• TASK DIRECTIONS: Your task is to count the lines of the entries below that include the word "possible" and to give only the resulting number.

• Records excerpted from a collection:
⁂
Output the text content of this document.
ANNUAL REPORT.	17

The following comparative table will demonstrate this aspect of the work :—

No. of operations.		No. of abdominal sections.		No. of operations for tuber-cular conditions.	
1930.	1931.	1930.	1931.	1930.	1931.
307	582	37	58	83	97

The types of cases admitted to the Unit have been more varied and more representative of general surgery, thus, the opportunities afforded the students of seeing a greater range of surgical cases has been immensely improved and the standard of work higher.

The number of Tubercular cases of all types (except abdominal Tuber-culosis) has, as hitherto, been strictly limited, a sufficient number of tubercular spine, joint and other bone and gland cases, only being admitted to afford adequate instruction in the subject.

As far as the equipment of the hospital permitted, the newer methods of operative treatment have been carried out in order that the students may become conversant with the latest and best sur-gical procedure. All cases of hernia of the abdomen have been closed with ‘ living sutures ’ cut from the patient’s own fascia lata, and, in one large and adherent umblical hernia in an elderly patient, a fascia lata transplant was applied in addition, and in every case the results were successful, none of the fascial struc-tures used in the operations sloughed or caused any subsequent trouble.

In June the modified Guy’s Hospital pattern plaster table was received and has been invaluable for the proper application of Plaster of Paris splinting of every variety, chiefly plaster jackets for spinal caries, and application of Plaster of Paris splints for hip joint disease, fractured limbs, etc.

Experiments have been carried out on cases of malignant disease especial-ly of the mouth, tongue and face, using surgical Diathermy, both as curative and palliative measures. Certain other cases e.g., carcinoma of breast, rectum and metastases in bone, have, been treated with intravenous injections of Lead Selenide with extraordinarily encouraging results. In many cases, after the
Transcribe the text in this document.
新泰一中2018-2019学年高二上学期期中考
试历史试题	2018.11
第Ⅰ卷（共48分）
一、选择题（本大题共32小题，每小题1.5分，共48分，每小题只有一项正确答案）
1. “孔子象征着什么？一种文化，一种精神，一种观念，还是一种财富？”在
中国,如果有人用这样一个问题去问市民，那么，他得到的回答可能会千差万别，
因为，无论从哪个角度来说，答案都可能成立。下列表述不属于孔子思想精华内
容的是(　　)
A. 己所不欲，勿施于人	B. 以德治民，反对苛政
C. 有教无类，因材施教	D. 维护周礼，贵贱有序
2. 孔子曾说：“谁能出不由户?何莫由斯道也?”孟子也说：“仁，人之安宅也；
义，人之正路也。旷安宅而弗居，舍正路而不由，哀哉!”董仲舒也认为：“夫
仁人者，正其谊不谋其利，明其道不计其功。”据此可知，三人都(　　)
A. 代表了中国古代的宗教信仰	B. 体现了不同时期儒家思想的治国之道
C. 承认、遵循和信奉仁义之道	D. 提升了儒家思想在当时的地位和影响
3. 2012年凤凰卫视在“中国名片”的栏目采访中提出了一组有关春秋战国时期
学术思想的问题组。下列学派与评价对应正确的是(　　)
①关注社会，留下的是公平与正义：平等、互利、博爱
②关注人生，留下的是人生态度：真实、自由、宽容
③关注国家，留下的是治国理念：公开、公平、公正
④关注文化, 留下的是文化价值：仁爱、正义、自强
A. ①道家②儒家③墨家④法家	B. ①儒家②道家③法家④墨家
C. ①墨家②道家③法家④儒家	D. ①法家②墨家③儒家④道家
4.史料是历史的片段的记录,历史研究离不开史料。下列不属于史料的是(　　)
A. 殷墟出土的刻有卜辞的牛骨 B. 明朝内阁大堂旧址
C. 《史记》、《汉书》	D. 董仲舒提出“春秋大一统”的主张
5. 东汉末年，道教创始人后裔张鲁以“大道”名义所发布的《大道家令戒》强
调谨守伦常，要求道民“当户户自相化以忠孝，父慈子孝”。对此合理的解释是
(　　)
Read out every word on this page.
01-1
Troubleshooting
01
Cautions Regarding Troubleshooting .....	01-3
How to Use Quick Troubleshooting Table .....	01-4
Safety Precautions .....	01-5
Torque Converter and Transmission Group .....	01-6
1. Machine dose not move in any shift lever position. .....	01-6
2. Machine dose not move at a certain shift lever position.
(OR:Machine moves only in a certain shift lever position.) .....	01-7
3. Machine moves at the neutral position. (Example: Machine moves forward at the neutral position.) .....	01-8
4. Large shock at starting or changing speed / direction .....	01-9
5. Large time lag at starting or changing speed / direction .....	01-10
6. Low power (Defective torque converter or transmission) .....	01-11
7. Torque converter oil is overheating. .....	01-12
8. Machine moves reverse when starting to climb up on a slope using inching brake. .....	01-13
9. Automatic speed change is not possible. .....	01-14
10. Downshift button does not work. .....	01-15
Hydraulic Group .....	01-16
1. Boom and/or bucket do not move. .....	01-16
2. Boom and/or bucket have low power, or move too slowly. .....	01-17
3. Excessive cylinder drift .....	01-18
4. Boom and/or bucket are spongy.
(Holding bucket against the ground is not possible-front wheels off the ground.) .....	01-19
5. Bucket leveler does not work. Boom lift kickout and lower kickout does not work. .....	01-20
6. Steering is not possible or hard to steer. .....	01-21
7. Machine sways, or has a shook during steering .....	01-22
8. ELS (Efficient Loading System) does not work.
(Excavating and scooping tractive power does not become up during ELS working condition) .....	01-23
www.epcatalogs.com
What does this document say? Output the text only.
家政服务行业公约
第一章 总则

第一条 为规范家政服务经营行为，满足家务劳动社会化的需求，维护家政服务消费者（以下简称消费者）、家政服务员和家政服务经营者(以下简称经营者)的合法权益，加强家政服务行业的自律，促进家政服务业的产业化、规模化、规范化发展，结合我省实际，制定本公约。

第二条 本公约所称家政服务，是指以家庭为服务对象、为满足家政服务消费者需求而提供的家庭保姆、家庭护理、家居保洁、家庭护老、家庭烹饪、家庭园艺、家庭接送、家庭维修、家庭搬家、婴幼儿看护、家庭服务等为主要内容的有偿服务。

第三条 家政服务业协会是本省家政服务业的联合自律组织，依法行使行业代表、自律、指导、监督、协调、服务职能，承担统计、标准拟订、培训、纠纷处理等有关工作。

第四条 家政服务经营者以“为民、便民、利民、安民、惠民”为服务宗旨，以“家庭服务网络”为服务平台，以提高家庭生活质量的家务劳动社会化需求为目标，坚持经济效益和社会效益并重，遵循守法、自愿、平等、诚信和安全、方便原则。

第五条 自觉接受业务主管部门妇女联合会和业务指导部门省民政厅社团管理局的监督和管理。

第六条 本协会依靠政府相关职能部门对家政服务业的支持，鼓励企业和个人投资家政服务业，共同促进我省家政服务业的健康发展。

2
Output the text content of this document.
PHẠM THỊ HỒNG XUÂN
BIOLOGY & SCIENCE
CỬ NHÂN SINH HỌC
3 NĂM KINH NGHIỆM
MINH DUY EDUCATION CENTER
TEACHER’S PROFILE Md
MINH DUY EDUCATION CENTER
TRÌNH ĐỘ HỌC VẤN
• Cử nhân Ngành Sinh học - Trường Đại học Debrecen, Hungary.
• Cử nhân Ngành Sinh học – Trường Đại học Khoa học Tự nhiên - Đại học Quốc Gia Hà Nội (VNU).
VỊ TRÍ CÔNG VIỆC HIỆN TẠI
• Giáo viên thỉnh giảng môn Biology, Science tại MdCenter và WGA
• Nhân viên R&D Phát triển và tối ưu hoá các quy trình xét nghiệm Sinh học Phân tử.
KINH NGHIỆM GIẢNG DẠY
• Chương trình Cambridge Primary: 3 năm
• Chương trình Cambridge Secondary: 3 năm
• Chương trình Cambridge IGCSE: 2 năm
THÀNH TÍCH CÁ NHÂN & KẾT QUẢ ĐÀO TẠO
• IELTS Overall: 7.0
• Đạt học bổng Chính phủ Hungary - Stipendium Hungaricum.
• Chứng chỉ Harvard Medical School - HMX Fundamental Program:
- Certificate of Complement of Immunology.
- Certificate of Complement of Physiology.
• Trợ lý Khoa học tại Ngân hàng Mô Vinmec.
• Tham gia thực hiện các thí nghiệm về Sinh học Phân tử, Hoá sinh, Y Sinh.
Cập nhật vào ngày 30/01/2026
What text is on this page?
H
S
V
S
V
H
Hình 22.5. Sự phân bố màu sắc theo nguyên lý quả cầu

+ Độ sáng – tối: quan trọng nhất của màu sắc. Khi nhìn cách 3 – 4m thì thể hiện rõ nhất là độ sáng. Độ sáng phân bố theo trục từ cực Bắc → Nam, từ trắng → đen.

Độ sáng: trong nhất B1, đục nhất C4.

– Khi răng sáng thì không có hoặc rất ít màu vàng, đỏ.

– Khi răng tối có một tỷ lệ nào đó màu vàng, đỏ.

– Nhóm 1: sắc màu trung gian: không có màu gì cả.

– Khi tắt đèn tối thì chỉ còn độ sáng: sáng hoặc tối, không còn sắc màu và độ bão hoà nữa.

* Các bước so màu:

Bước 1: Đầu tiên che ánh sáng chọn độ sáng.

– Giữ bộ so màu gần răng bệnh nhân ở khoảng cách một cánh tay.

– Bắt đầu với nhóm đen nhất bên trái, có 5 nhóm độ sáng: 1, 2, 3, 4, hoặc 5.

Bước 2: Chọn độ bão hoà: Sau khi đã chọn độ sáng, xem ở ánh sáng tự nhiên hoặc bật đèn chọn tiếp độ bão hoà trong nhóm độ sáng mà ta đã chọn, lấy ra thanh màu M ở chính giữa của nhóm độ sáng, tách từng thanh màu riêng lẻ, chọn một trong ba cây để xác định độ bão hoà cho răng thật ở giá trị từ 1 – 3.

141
⁂
• PROBLEM SOLUTION: 3